STATED PROBLEM: Below are records; work out how many of their lines hold the string "name" and give that number alone.

DATA TO USE:
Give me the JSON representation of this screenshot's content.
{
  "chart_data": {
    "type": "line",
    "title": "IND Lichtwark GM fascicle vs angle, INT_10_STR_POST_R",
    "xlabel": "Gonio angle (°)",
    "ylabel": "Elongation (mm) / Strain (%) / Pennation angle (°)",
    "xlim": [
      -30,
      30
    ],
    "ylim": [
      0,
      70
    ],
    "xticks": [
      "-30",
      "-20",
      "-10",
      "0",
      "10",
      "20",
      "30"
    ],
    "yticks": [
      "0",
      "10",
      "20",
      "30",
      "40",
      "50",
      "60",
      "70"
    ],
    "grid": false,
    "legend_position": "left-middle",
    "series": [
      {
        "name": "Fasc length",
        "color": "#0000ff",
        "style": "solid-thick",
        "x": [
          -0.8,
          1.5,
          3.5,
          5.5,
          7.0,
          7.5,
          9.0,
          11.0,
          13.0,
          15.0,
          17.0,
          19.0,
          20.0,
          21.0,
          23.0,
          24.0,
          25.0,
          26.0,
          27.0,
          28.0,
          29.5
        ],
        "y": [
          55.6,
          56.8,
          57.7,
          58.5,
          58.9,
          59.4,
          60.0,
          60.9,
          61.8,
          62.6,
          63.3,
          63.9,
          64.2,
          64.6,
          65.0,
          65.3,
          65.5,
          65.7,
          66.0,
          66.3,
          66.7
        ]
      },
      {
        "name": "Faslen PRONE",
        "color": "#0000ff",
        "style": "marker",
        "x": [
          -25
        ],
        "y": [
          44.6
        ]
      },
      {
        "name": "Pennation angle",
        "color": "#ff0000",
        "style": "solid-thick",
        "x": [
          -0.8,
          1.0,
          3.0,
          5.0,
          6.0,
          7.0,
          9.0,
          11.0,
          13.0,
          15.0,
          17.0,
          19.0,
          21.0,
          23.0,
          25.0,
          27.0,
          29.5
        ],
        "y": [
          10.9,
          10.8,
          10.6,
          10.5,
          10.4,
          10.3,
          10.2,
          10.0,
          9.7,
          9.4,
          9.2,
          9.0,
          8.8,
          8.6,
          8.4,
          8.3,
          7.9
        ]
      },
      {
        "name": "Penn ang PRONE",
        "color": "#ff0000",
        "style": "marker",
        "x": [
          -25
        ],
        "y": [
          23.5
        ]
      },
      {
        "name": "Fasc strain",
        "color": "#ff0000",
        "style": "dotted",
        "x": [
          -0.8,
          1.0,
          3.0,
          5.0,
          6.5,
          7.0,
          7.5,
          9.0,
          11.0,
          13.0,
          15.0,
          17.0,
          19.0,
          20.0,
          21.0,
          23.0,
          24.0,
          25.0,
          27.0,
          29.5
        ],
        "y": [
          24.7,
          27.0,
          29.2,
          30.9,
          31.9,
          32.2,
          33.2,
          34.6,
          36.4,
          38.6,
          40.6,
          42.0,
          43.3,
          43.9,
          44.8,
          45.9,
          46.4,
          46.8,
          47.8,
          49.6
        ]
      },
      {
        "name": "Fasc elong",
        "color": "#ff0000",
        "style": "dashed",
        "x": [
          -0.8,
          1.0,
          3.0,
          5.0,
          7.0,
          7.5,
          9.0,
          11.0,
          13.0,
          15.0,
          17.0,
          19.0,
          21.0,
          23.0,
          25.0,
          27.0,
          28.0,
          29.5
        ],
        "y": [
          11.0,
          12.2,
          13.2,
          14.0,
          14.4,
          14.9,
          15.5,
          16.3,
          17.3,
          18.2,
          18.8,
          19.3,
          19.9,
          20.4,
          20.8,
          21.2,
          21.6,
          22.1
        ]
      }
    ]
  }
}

COMPLETE ANSWER: 6